Items:
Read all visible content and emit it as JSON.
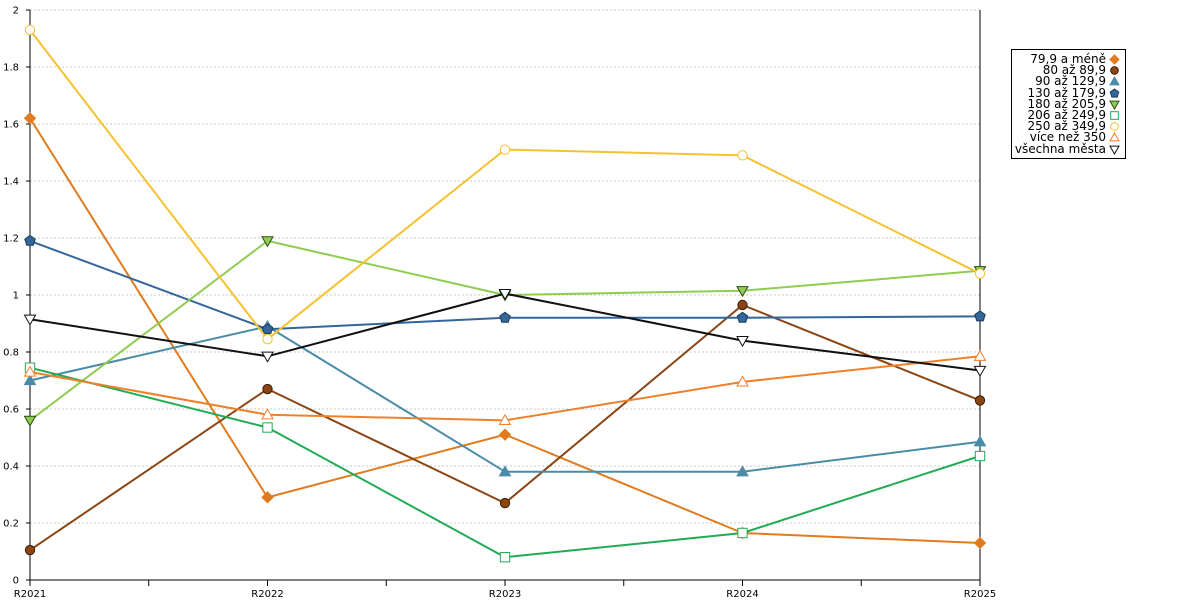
{
  "chart_data": {
    "type": "line",
    "categories": [
      "R2021",
      "R2022",
      "R2023",
      "R2024",
      "R2025"
    ],
    "ylim": [
      0,
      2
    ],
    "yticks": [
      "0",
      "0.2",
      "0.4",
      "0.6",
      "0.8",
      "1",
      "1.2",
      "1.4",
      "1.6",
      "1.8",
      "2"
    ],
    "grid": true,
    "legend_position": "right",
    "series": [
      {
        "name": "79,9 a méně",
        "color": "#E07B1F",
        "marker": "diamond",
        "values": [
          1.62,
          0.29,
          0.51,
          0.165,
          0.13
        ]
      },
      {
        "name": "80 až 89,9",
        "color": "#8B4513",
        "marker": "circle",
        "values": [
          0.105,
          0.67,
          0.27,
          0.965,
          0.63
        ]
      },
      {
        "name": "90 až 129,9",
        "color": "#4A8BA8",
        "marker": "triangle-up",
        "values": [
          0.7,
          0.89,
          0.38,
          0.38,
          0.485
        ]
      },
      {
        "name": "130 až 179,9",
        "color": "#336699",
        "marker": "pentagon",
        "values": [
          1.19,
          0.88,
          0.92,
          0.92,
          0.925
        ]
      },
      {
        "name": "180 až 205,9",
        "color": "#8FCC50",
        "marker": "triangle-down",
        "values": [
          0.56,
          1.19,
          1.0,
          1.015,
          1.085
        ]
      },
      {
        "name": "206 až 249,9",
        "color": "#22AA55",
        "marker": "square-open",
        "values": [
          0.745,
          0.535,
          0.08,
          0.165,
          0.435
        ]
      },
      {
        "name": "250 až 349,9",
        "color": "#F5C131",
        "marker": "circle-open",
        "values": [
          1.93,
          0.845,
          1.51,
          1.49,
          1.075
        ]
      },
      {
        "name": "více než 350",
        "color": "#F07F2A",
        "marker": "triangle-up-open",
        "values": [
          0.73,
          0.58,
          0.56,
          0.695,
          0.785
        ]
      },
      {
        "name": "všechna města",
        "color": "#111111",
        "marker": "triangle-down-open",
        "values": [
          0.915,
          0.785,
          1.005,
          0.84,
          0.735
        ]
      }
    ]
  }
}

Exercise objective:
Return all lines containing the word "triangle".

Full output:
        "marker": "triangle-up",
        "marker": "triangle-down",
        "marker": "triangle-up-open",
        "marker": "triangle-down-open",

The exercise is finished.